- What you should do -
What lines of the data hold the string "sanaebadi"? Pull each one out.

^^^^^^^^

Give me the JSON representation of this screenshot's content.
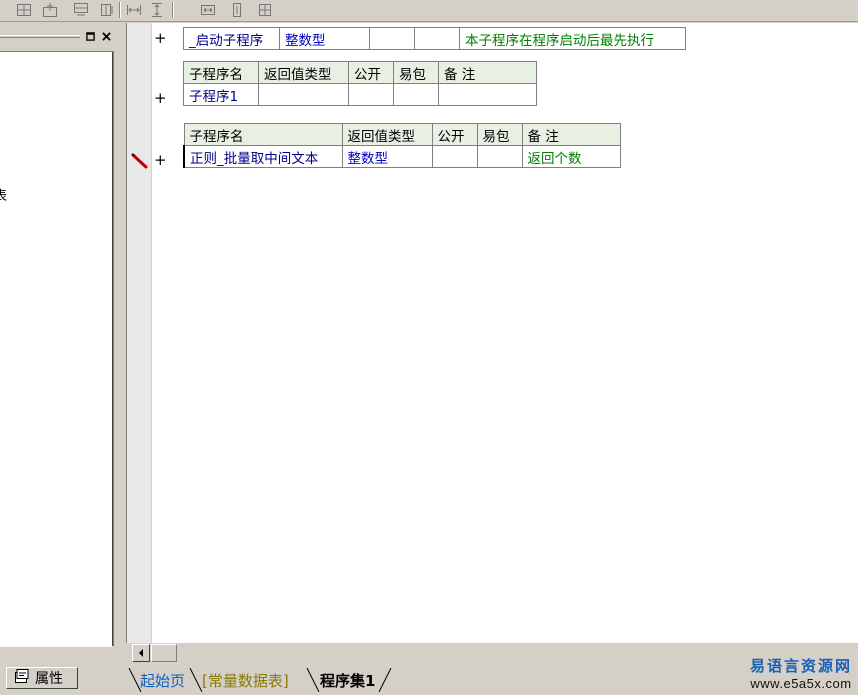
{
  "toolbar": {
    "icons": [
      "table-insert-row-icon",
      "table-insert-above-icon",
      "table-insert-below-icon",
      "table-split-icon",
      "fit-width-icon",
      "fit-height-icon",
      "align-horizontal-icon",
      "align-vertical-icon",
      "center-icon"
    ]
  },
  "left_panel": {
    "tree_fragment": "表",
    "property_tab_label": "属性"
  },
  "editor": {
    "startup_row": {
      "name": "_启动子程序",
      "return_type": "整数型",
      "public": "",
      "easy_pkg": "",
      "note": "本子程序在程序启动后最先执行"
    },
    "sub1": {
      "headers": [
        "子程序名",
        "返回值类型",
        "公开",
        "易包",
        "备 注"
      ],
      "row": {
        "name": "子程序1",
        "return_type": "",
        "public": "",
        "easy_pkg": "",
        "note": ""
      }
    },
    "sub2": {
      "headers": [
        "子程序名",
        "返回值类型",
        "公开",
        "易包",
        "备 注"
      ],
      "row": {
        "name": "正则_批量取中间文本",
        "return_type": "整数型",
        "public": "",
        "easy_pkg": "",
        "note": "返回个数"
      }
    },
    "plus_symbol": "+"
  },
  "tabs": {
    "start_page": "起始页",
    "const_table": "[常量数据表]",
    "program_set": "程序集1"
  },
  "watermark": {
    "cn": "易语言资源网",
    "url": "www.e5a5x.com"
  },
  "colors": {
    "name": "#00008b",
    "type": "#0000c0",
    "note": "#008000",
    "header_bg": "#e8f0e4"
  }
}
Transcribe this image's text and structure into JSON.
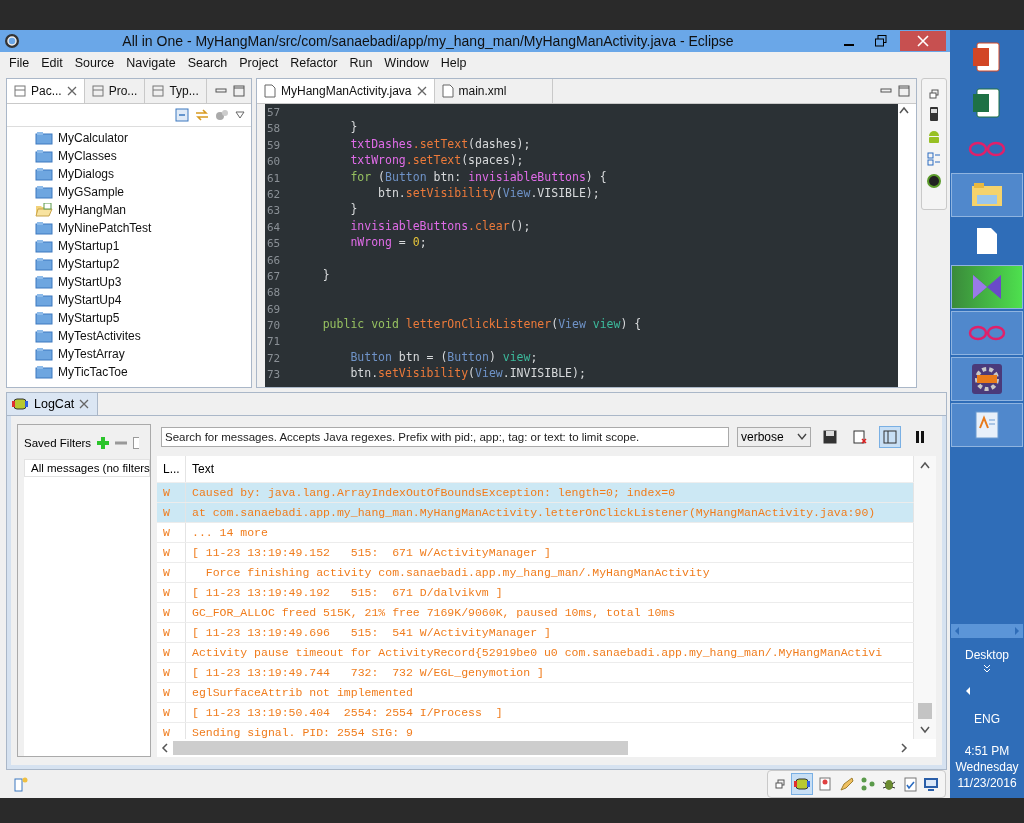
{
  "window": {
    "title": "All in One - MyHangMan/src/com/sanaebadi/app/my_hang_man/MyHangManActivity.java - Eclipse"
  },
  "menu": [
    "File",
    "Edit",
    "Source",
    "Navigate",
    "Search",
    "Project",
    "Refactor",
    "Run",
    "Window",
    "Help"
  ],
  "left_view": {
    "tabs": [
      {
        "label": "Pac...",
        "selected": true
      },
      {
        "label": "Pro...",
        "selected": false
      },
      {
        "label": "Typ...",
        "selected": false
      }
    ],
    "projects": [
      {
        "name": "MyCalculator",
        "open": false
      },
      {
        "name": "MyClasses",
        "open": false
      },
      {
        "name": "MyDialogs",
        "open": false
      },
      {
        "name": "MyGSample",
        "open": false
      },
      {
        "name": "MyHangMan",
        "open": true
      },
      {
        "name": "MyNinePatchTest",
        "open": false
      },
      {
        "name": "MyStartup1",
        "open": false
      },
      {
        "name": "MyStartup2",
        "open": false
      },
      {
        "name": "MyStartUp3",
        "open": false
      },
      {
        "name": "MyStartUp4",
        "open": false
      },
      {
        "name": "MyStartup5",
        "open": false
      },
      {
        "name": "MyTestActivites",
        "open": false
      },
      {
        "name": "MyTestArray",
        "open": false
      },
      {
        "name": "MyTicTacToe",
        "open": false
      }
    ]
  },
  "editor": {
    "tabs": [
      {
        "label": "MyHangManActivity.java",
        "selected": true
      },
      {
        "label": "main.xml",
        "selected": false
      }
    ],
    "lines": [
      {
        "num": "57"
      },
      {
        "num": "58",
        "tokens": [
          {
            "kind": "plain",
            "text": "        }"
          }
        ]
      },
      {
        "num": "59",
        "tokens": [
          {
            "kind": "field",
            "text": "        txtDashes"
          },
          {
            "kind": "method",
            "text": ".setText"
          },
          {
            "kind": "plain",
            "text": "(dashes);"
          }
        ]
      },
      {
        "num": "60",
        "tokens": [
          {
            "kind": "field",
            "text": "        txtWrong"
          },
          {
            "kind": "method",
            "text": ".setText"
          },
          {
            "kind": "plain",
            "text": "(spaces);"
          }
        ]
      },
      {
        "num": "61",
        "tokens": [
          {
            "kind": "keyword",
            "text": "        for"
          },
          {
            "kind": "plain",
            "text": " ("
          },
          {
            "kind": "type",
            "text": "Button"
          },
          {
            "kind": "plain",
            "text": " btn: "
          },
          {
            "kind": "field",
            "text": "invisiableButtons"
          },
          {
            "kind": "plain",
            "text": ") {"
          }
        ]
      },
      {
        "num": "62",
        "tokens": [
          {
            "kind": "plain",
            "text": "            btn."
          },
          {
            "kind": "method",
            "text": "setVisibility"
          },
          {
            "kind": "plain",
            "text": "("
          },
          {
            "kind": "type",
            "text": "View"
          },
          {
            "kind": "plain",
            "text": ".VISIBLE);"
          }
        ]
      },
      {
        "num": "63",
        "tokens": [
          {
            "kind": "plain",
            "text": "        }"
          }
        ]
      },
      {
        "num": "64",
        "tokens": [
          {
            "kind": "field",
            "text": "        invisiableButtons"
          },
          {
            "kind": "method",
            "text": ".clear"
          },
          {
            "kind": "plain",
            "text": "();"
          }
        ]
      },
      {
        "num": "65",
        "tokens": [
          {
            "kind": "field",
            "text": "        nWrong"
          },
          {
            "kind": "plain",
            "text": " = "
          },
          {
            "kind": "number",
            "text": "0"
          },
          {
            "kind": "plain",
            "text": ";"
          }
        ]
      },
      {
        "num": "66"
      },
      {
        "num": "67",
        "tokens": [
          {
            "kind": "plain",
            "text": "    }"
          }
        ]
      },
      {
        "num": "68"
      },
      {
        "num": "69"
      },
      {
        "num": "70",
        "tokens": [
          {
            "kind": "keyword",
            "text": "    public void "
          },
          {
            "kind": "method",
            "text": "letterOnClickListener"
          },
          {
            "kind": "plain",
            "text": "("
          },
          {
            "kind": "type",
            "text": "View "
          },
          {
            "kind": "local",
            "text": "view"
          },
          {
            "kind": "plain",
            "text": ") {"
          }
        ]
      },
      {
        "num": "71"
      },
      {
        "num": "72",
        "tokens": [
          {
            "kind": "type",
            "text": "        Button"
          },
          {
            "kind": "plain",
            "text": " btn = ("
          },
          {
            "kind": "type",
            "text": "Button"
          },
          {
            "kind": "plain",
            "text": ") "
          },
          {
            "kind": "local",
            "text": "view"
          },
          {
            "kind": "plain",
            "text": ";"
          }
        ]
      },
      {
        "num": "73",
        "tokens": [
          {
            "kind": "plain",
            "text": "        btn."
          },
          {
            "kind": "method",
            "text": "setVisibility"
          },
          {
            "kind": "plain",
            "text": "("
          },
          {
            "kind": "type",
            "text": "View"
          },
          {
            "kind": "plain",
            "text": ".INVISIBLE);"
          }
        ]
      }
    ]
  },
  "logcat": {
    "tab": "LogCat",
    "saved_filters": {
      "title": "Saved Filters",
      "items": [
        {
          "label": "All messages (no filters",
          "selected": false
        }
      ]
    },
    "search": {
      "placeholder": "Search for messages. Accepts Java regexes. Prefix with pid:, app:, tag: or text: to limit scope."
    },
    "level_select": "verbose",
    "columns": [
      "L...",
      "Text"
    ],
    "rows": [
      {
        "level": "W",
        "text": "Caused by: java.lang.ArrayIndexOutOfBoundsException: length=0; index=0",
        "selected": true
      },
      {
        "level": "W",
        "text": "at com.sanaebadi.app.my_hang_man.MyHangManActivity.letterOnClickListener(MyHangManActivity.java:90)",
        "selected": true
      },
      {
        "level": "W",
        "text": "... 14 more",
        "selected": false
      },
      {
        "level": "W",
        "text": "[ 11-23 13:19:49.152   515:  671 W/ActivityManager ]",
        "selected": false
      },
      {
        "level": "W",
        "text": "  Force finishing activity com.sanaebadi.app.my_hang_man/.MyHangManActivity",
        "selected": false
      },
      {
        "level": "W",
        "text": "[ 11-23 13:19:49.192   515:  671 D/dalvikvm ]",
        "selected": false
      },
      {
        "level": "W",
        "text": "GC_FOR_ALLOC freed 515K, 21% free 7169K/9060K, paused 10ms, total 10ms",
        "selected": false
      },
      {
        "level": "W",
        "text": "[ 11-23 13:19:49.696   515:  541 W/ActivityManager ]",
        "selected": false
      },
      {
        "level": "W",
        "text": "Activity pause timeout for ActivityRecord{52919be0 u0 com.sanaebadi.app.my_hang_man/.MyHangManActivi",
        "selected": false
      },
      {
        "level": "W",
        "text": "[ 11-23 13:19:49.744   732:  732 W/EGL_genymotion ]",
        "selected": false
      },
      {
        "level": "W",
        "text": "eglSurfaceAttrib not implemented",
        "selected": false
      },
      {
        "level": "W",
        "text": "[ 11-23 13:19:50.404  2554: 2554 I/Process  ]",
        "selected": false
      },
      {
        "level": "W",
        "text": "Sending signal. PID: 2554 SIG: 9",
        "selected": false
      }
    ]
  },
  "taskbar": {
    "desktop_label": "Desktop",
    "language": "ENG",
    "time": "4:51 PM",
    "day": "Wednesday",
    "date": "11/23/2016"
  }
}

^^^^^^^^

- Complete answer -
    "title": "All in One - MyHangMan/src/com/sanaebadi/app/my_hang_man/MyHangManActivity.java - Eclipse"
        "text": "at com.sanaebadi.app.my_hang_man.MyHangManActivity.letterOnClickListener(MyHangManActivity.java:90)",
        "text": "  Force finishing activity com.sanaebadi.app.my_hang_man/.MyHangManActivity",
        "text": "Activity pause timeout for ActivityRecord{52919be0 u0 com.sanaebadi.app.my_hang_man/.MyHangManActivi",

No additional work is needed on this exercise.